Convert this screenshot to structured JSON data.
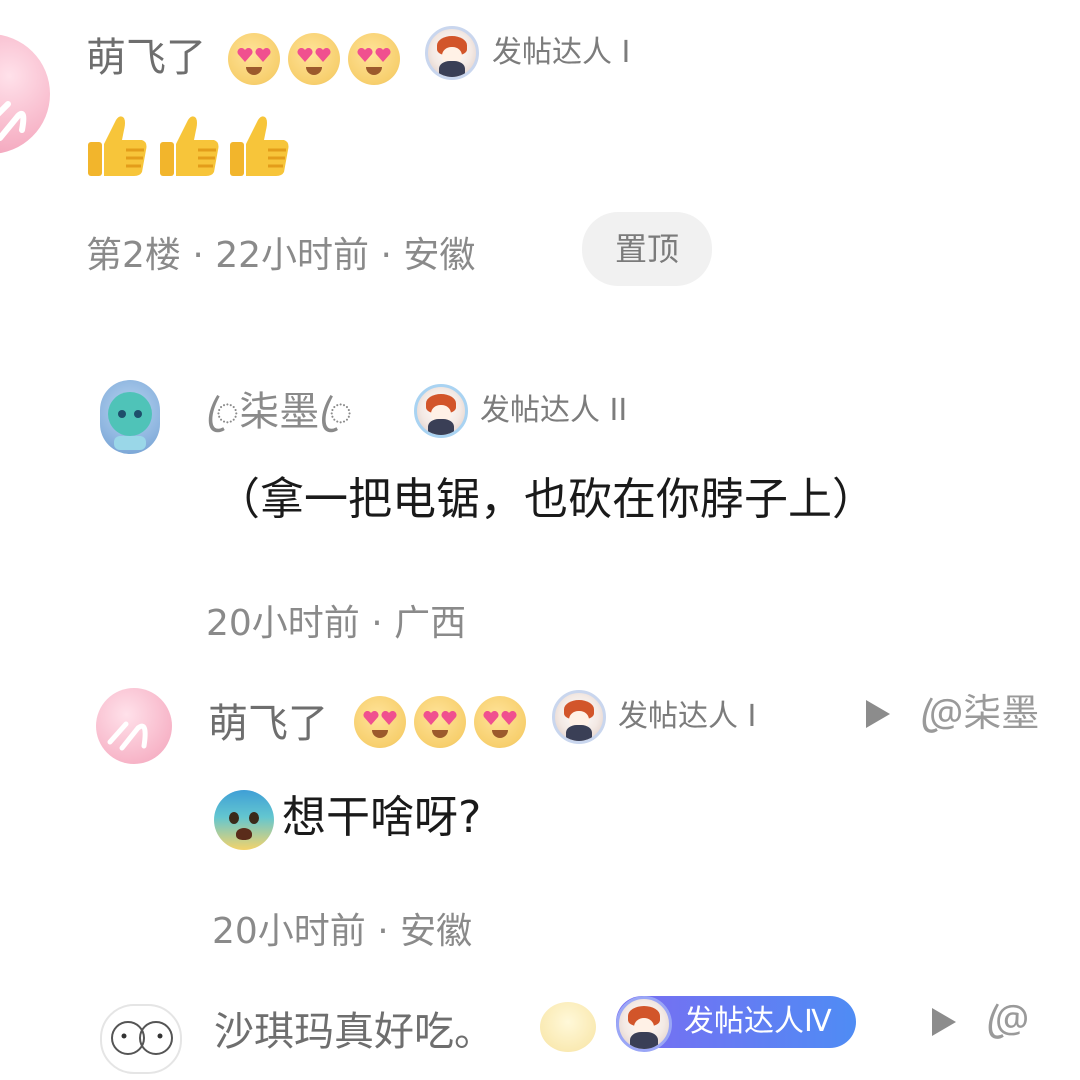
{
  "comments": [
    {
      "username": "萌飞了",
      "username_emojis": [
        "heart-eyes",
        "heart-eyes",
        "heart-eyes"
      ],
      "badge": "发帖达人 I",
      "content_emojis": [
        "thumbs-up",
        "thumbs-up",
        "thumbs-up"
      ],
      "meta": "第2楼 · 22小时前 · 安徽",
      "pin_label": "置顶"
    },
    {
      "username": "ꦿ柒墨ꦿ",
      "badge": "发帖达人 II",
      "content": "（拿一把电锯，也砍在你脖子上）",
      "meta": "20小时前 · 广西"
    },
    {
      "username": "萌飞了",
      "username_emojis": [
        "heart-eyes",
        "heart-eyes",
        "heart-eyes"
      ],
      "badge": "发帖达人 I",
      "reply_to": "@ꦿ柒墨",
      "content": "想干啥呀?",
      "content_emoji": "fearful-face",
      "meta": "20小时前 · 安徽"
    },
    {
      "username": "沙琪玛真好吃。",
      "username_emoji": "steam-face",
      "badge": "发帖达人Ⅳ",
      "reply_to": "@ꦿ"
    }
  ],
  "colors": {
    "username": "#6e6e6e",
    "content": "#1a1a1a",
    "meta": "#8a8a8a",
    "pin_bg": "#f1f1f1",
    "badge_gradient_start": "#7a6cf2",
    "badge_gradient_end": "#4f8cf4"
  }
}
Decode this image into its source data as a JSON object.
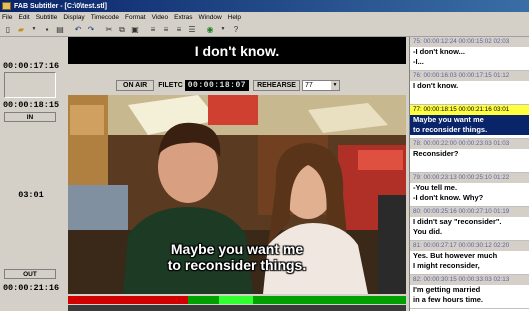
{
  "window": {
    "title": "FAB Subtitler - [C:\\0\\test.stl]"
  },
  "menu": [
    "File",
    "Edit",
    "Subtitle",
    "Display",
    "Timecode",
    "Format",
    "Video",
    "Extras",
    "Window",
    "Help"
  ],
  "left_panel": {
    "tc_in": "00:00:17:16",
    "tc_out_top": "00:00:18:15",
    "in_label": "IN",
    "duration": "03:01",
    "out_label": "OUT",
    "tc_out_bottom": "00:00:21:16"
  },
  "top_subtitle": "I don't know.",
  "controls": {
    "on_air": "ON AIR",
    "filetc_label": "FILETC",
    "filetc_value": "00:00:18:07",
    "rehearse": "REHEARSE",
    "subtitle_number": "77"
  },
  "video": {
    "subtitle_line1": "Maybe you want me",
    "subtitle_line2": "to reconsider things.",
    "progress_fraction": 0.52
  },
  "subtitle_list": [
    {
      "header": "75: 00:00:12:24  00:00:15:02  02:03",
      "lines": [
        "-I don't know...",
        "-I..."
      ],
      "selected": false
    },
    {
      "header": "76: 00:00:16:03  00:00:17:15  01:12",
      "lines": [
        "I don't know."
      ],
      "selected": false
    },
    {
      "header": "77: 00:00:18:15  00:00:21:16  03:01",
      "lines": [
        "Maybe you want me",
        "to reconsider things."
      ],
      "selected": true
    },
    {
      "header": "78: 00:00:22:00  00:00:23:03  01:03",
      "lines": [
        "Reconsider?"
      ],
      "selected": false
    },
    {
      "header": "79: 00:00:23:13  00:00:25:10  01:22",
      "lines": [
        "-You tell me.",
        "-I don't know. Why?"
      ],
      "selected": false
    },
    {
      "header": "80: 00:00:25:16  00:00:27:10  01:19",
      "lines": [
        "I didn't say \"reconsider\".",
        "You did."
      ],
      "selected": false
    },
    {
      "header": "81: 00:00:27:17  00:00:30:12  02:20",
      "lines": [
        "Yes. But however much",
        "I might reconsider,"
      ],
      "selected": false
    },
    {
      "header": "82: 00:00:30:15  00:00:33:03  02:13",
      "lines": [
        "I'm getting married",
        "in a few hours time."
      ],
      "selected": false
    }
  ],
  "colors": {
    "selected_header": "#ffff40",
    "selected_text_bg": "#0a246a",
    "progress_green": "#00a000",
    "progress_red": "#d00000"
  }
}
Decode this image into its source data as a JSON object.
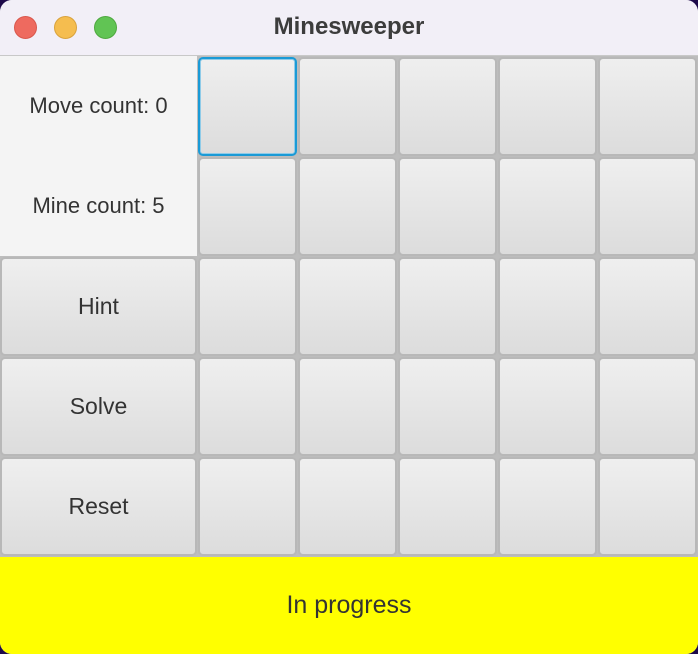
{
  "window": {
    "title": "Minesweeper"
  },
  "info": {
    "move_count": "Move count: 0",
    "mine_count": "Mine count: 5"
  },
  "buttons": {
    "hint": "Hint",
    "solve": "Solve",
    "reset": "Reset"
  },
  "board": {
    "rows": 5,
    "cols": 5,
    "focused_cell": [
      0,
      0
    ]
  },
  "status": {
    "text": "In progress",
    "color": "#ffff00"
  },
  "colors": {
    "close": "#ee6a5f",
    "minimize": "#f5bd4f",
    "zoom": "#61c454",
    "focus": "#1a9ad6"
  }
}
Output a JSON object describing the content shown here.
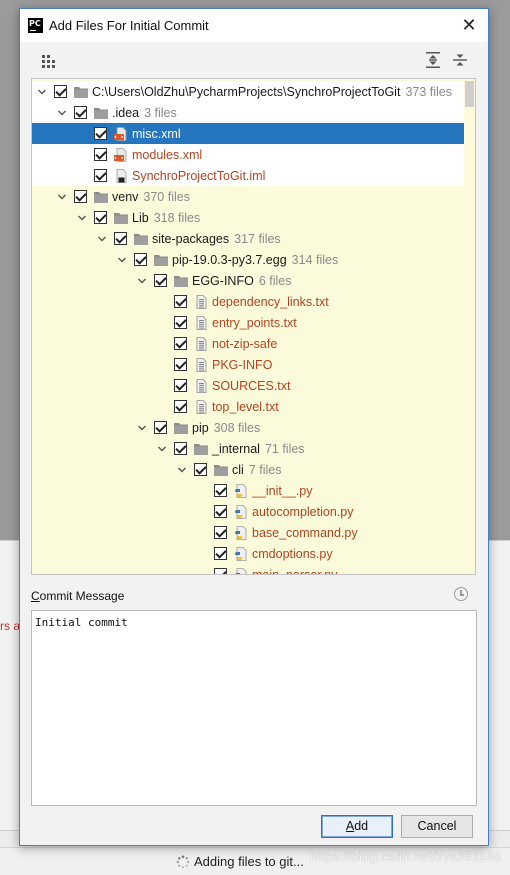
{
  "dialog": {
    "title": "Add Files For Initial Commit",
    "app_icon": "PC",
    "close_glyph": "✕"
  },
  "toolbar": {
    "group_icon": "group-by-icon",
    "expand_icon": "expand-all-icon",
    "collapse_icon": "collapse-all-icon"
  },
  "tree": {
    "rows": [
      {
        "name": "C:\\Users\\OldZhu\\PycharmProjects\\SynchroProjectToGit",
        "count": "373 files",
        "type": "dir",
        "depth": 0,
        "expanded": true
      },
      {
        "name": ".idea",
        "count": "3 files",
        "type": "dir",
        "depth": 1,
        "expanded": true
      },
      {
        "name": "misc.xml",
        "count": "",
        "type": "xml",
        "depth": 2,
        "selected": true
      },
      {
        "name": "modules.xml",
        "count": "",
        "type": "xml",
        "depth": 2
      },
      {
        "name": "SynchroProjectToGit.iml",
        "count": "",
        "type": "iml",
        "depth": 2
      },
      {
        "name": "venv",
        "count": "370 files",
        "type": "dir",
        "depth": 1,
        "expanded": true
      },
      {
        "name": "Lib",
        "count": "318 files",
        "type": "dir",
        "depth": 2,
        "expanded": true
      },
      {
        "name": "site-packages",
        "count": "317 files",
        "type": "dir",
        "depth": 3,
        "expanded": true
      },
      {
        "name": "pip-19.0.3-py3.7.egg",
        "count": "314 files",
        "type": "dir",
        "depth": 4,
        "expanded": true
      },
      {
        "name": "EGG-INFO",
        "count": "6 files",
        "type": "dir",
        "depth": 5,
        "expanded": true
      },
      {
        "name": "dependency_links.txt",
        "count": "",
        "type": "txt",
        "depth": 6
      },
      {
        "name": "entry_points.txt",
        "count": "",
        "type": "txt",
        "depth": 6
      },
      {
        "name": "not-zip-safe",
        "count": "",
        "type": "txt",
        "depth": 6
      },
      {
        "name": "PKG-INFO",
        "count": "",
        "type": "txt",
        "depth": 6
      },
      {
        "name": "SOURCES.txt",
        "count": "",
        "type": "txt",
        "depth": 6
      },
      {
        "name": "top_level.txt",
        "count": "",
        "type": "txt",
        "depth": 6
      },
      {
        "name": "pip",
        "count": "308 files",
        "type": "dir",
        "depth": 5,
        "expanded": true
      },
      {
        "name": "_internal",
        "count": "71 files",
        "type": "dir",
        "depth": 6,
        "expanded": true
      },
      {
        "name": "cli",
        "count": "7 files",
        "type": "dir",
        "depth": 7,
        "expanded": true
      },
      {
        "name": "__init__.py",
        "count": "",
        "type": "py",
        "depth": 8
      },
      {
        "name": "autocompletion.py",
        "count": "",
        "type": "py",
        "depth": 8
      },
      {
        "name": "base_command.py",
        "count": "",
        "type": "py",
        "depth": 8
      },
      {
        "name": "cmdoptions.py",
        "count": "",
        "type": "py",
        "depth": 8
      },
      {
        "name": "main_parser.py",
        "count": "",
        "type": "py",
        "depth": 8
      }
    ]
  },
  "commit": {
    "label_prefix": "C",
    "label_rest": "ommit Message",
    "message": "Initial commit",
    "history_icon": "clock-icon"
  },
  "buttons": {
    "add_prefix": "A",
    "add_rest": "dd",
    "cancel": "Cancel"
  },
  "background": {
    "error_fragment": "rs a",
    "status": "Adding files to git...",
    "watermark": "https://blog.csdn.net/zys351148"
  },
  "colors": {
    "selection": "#2675bf",
    "tree_bg": "#fbfbdc",
    "file_text": "#b4431f",
    "default_button_border": "#2f6fc0"
  }
}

### WHAT IS EXPECTED
Among the lines of the data, identify those with the word "face". Copy each of them.

### ANSWER TO THE PROBLEM
      "content_emoji": "fearful-face",
      "username_emoji": "steam-face",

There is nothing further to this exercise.